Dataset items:

============

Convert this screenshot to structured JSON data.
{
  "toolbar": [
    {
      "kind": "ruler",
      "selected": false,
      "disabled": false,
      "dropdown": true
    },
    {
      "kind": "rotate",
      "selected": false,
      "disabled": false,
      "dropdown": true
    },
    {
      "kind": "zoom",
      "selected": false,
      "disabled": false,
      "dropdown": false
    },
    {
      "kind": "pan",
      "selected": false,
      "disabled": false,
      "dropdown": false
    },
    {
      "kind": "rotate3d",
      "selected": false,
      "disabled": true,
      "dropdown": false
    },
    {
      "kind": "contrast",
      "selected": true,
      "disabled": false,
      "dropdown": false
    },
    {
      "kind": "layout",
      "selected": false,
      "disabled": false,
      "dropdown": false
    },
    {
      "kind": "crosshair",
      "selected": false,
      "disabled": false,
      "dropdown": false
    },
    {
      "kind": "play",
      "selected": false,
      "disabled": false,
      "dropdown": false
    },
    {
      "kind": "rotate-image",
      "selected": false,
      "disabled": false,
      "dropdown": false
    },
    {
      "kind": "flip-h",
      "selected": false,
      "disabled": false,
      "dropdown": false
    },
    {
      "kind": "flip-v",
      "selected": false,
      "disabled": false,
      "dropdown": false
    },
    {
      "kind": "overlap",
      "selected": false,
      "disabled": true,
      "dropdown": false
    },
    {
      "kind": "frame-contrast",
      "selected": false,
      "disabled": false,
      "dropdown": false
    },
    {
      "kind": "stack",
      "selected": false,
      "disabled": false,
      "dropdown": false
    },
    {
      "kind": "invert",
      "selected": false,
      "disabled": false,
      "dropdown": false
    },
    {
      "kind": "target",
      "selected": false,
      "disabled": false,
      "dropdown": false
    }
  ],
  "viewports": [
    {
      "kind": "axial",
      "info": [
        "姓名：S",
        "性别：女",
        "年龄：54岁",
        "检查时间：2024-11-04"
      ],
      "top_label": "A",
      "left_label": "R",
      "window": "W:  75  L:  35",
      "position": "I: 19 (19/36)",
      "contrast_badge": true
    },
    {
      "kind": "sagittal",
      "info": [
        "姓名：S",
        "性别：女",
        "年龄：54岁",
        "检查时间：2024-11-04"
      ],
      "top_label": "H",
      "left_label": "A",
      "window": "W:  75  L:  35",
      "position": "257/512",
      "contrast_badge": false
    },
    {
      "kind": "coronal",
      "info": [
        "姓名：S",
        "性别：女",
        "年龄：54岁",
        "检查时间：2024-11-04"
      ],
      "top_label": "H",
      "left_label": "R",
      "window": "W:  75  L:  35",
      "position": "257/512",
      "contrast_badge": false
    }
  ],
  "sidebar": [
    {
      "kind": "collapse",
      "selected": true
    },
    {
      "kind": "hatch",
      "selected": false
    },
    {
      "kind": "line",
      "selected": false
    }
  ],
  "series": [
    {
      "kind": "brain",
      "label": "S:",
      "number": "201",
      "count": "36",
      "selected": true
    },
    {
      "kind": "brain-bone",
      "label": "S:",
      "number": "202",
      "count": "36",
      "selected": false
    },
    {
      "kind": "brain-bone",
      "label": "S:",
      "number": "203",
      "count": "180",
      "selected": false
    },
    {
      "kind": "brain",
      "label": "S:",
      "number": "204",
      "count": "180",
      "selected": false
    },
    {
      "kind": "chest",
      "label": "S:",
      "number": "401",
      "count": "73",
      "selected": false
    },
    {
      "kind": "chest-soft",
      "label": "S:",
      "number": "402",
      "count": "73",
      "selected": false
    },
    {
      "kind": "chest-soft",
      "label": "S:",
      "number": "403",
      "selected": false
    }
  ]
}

============

Task statement:
Give back the data above exactly as it appears.

Completed exercise:
Convert this screenshot to structured JSON data.
{
  "toolbar": [
    {
      "kind": "ruler",
      "selected": false,
      "disabled": false,
      "dropdown": true
    },
    {
      "kind": "rotate",
      "selected": false,
      "disabled": false,
      "dropdown": true
    },
    {
      "kind": "zoom",
      "selected": false,
      "disabled": false,
      "dropdown": false
    },
    {
      "kind": "pan",
      "selected": false,
      "disabled": false,
      "dropdown": false
    },
    {
      "kind": "rotate3d",
      "selected": false,
      "disabled": true,
      "dropdown": false
    },
    {
      "kind": "contrast",
      "selected": true,
      "disabled": false,
      "dropdown": false
    },
    {
      "kind": "layout",
      "selected": false,
      "disabled": false,
      "dropdown": false
    },
    {
      "kind": "crosshair",
      "selected": false,
      "disabled": false,
      "dropdown": false
    },
    {
      "kind": "play",
      "selected": false,
      "disabled": false,
      "dropdown": false
    },
    {
      "kind": "rotate-image",
      "selected": false,
      "disabled": false,
      "dropdown": false
    },
    {
      "kind": "flip-h",
      "selected": false,
      "disabled": false,
      "dropdown": false
    },
    {
      "kind": "flip-v",
      "selected": false,
      "disabled": false,
      "dropdown": false
    },
    {
      "kind": "overlap",
      "selected": false,
      "disabled": true,
      "dropdown": false
    },
    {
      "kind": "frame-contrast",
      "selected": false,
      "disabled": false,
      "dropdown": false
    },
    {
      "kind": "stack",
      "selected": false,
      "disabled": false,
      "dropdown": false
    },
    {
      "kind": "invert",
      "selected": false,
      "disabled": false,
      "dropdown": false
    },
    {
      "kind": "target",
      "selected": false,
      "disabled": false,
      "dropdown": false
    }
  ],
  "viewports": [
    {
      "kind": "axial",
      "info": [
        "姓名：S",
        "性别：女",
        "年龄：54岁",
        "检查时间：2024-11-04"
      ],
      "top_label": "A",
      "left_label": "R",
      "window": "W:  75  L:  35",
      "position": "I: 19 (19/36)",
      "contrast_badge": true
    },
    {
      "kind": "sagittal",
      "info": [
        "姓名：S",
        "性别：女",
        "年龄：54岁",
        "检查时间：2024-11-04"
      ],
      "top_label": "H",
      "left_label": "A",
      "window": "W:  75  L:  35",
      "position": "257/512",
      "contrast_badge": false
    },
    {
      "kind": "coronal",
      "info": [
        "姓名：S",
        "性别：女",
        "年龄：54岁",
        "检查时间：2024-11-04"
      ],
      "top_label": "H",
      "left_label": "R",
      "window": "W:  75  L:  35",
      "position": "257/512",
      "contrast_badge": false
    }
  ],
  "sidebar": [
    {
      "kind": "collapse",
      "selected": true
    },
    {
      "kind": "hatch",
      "selected": false
    },
    {
      "kind": "line",
      "selected": false
    }
  ],
  "series": [
    {
      "kind": "brain",
      "label": "S:",
      "number": "201",
      "count": "36",
      "selected": true
    },
    {
      "kind": "brain-bone",
      "label": "S:",
      "number": "202",
      "count": "36",
      "selected": false
    },
    {
      "kind": "brain-bone",
      "label": "S:",
      "number": "203",
      "count": "180",
      "selected": false
    },
    {
      "kind": "brain",
      "label": "S:",
      "number": "204",
      "count": "180",
      "selected": false
    },
    {
      "kind": "chest",
      "label": "S:",
      "number": "401",
      "count": "73",
      "selected": false
    },
    {
      "kind": "chest-soft",
      "label": "S:",
      "number": "402",
      "count": "73",
      "selected": false
    },
    {
      "kind": "chest-soft",
      "label": "S:",
      "number": "403",
      "selected": false
    }
  ]
}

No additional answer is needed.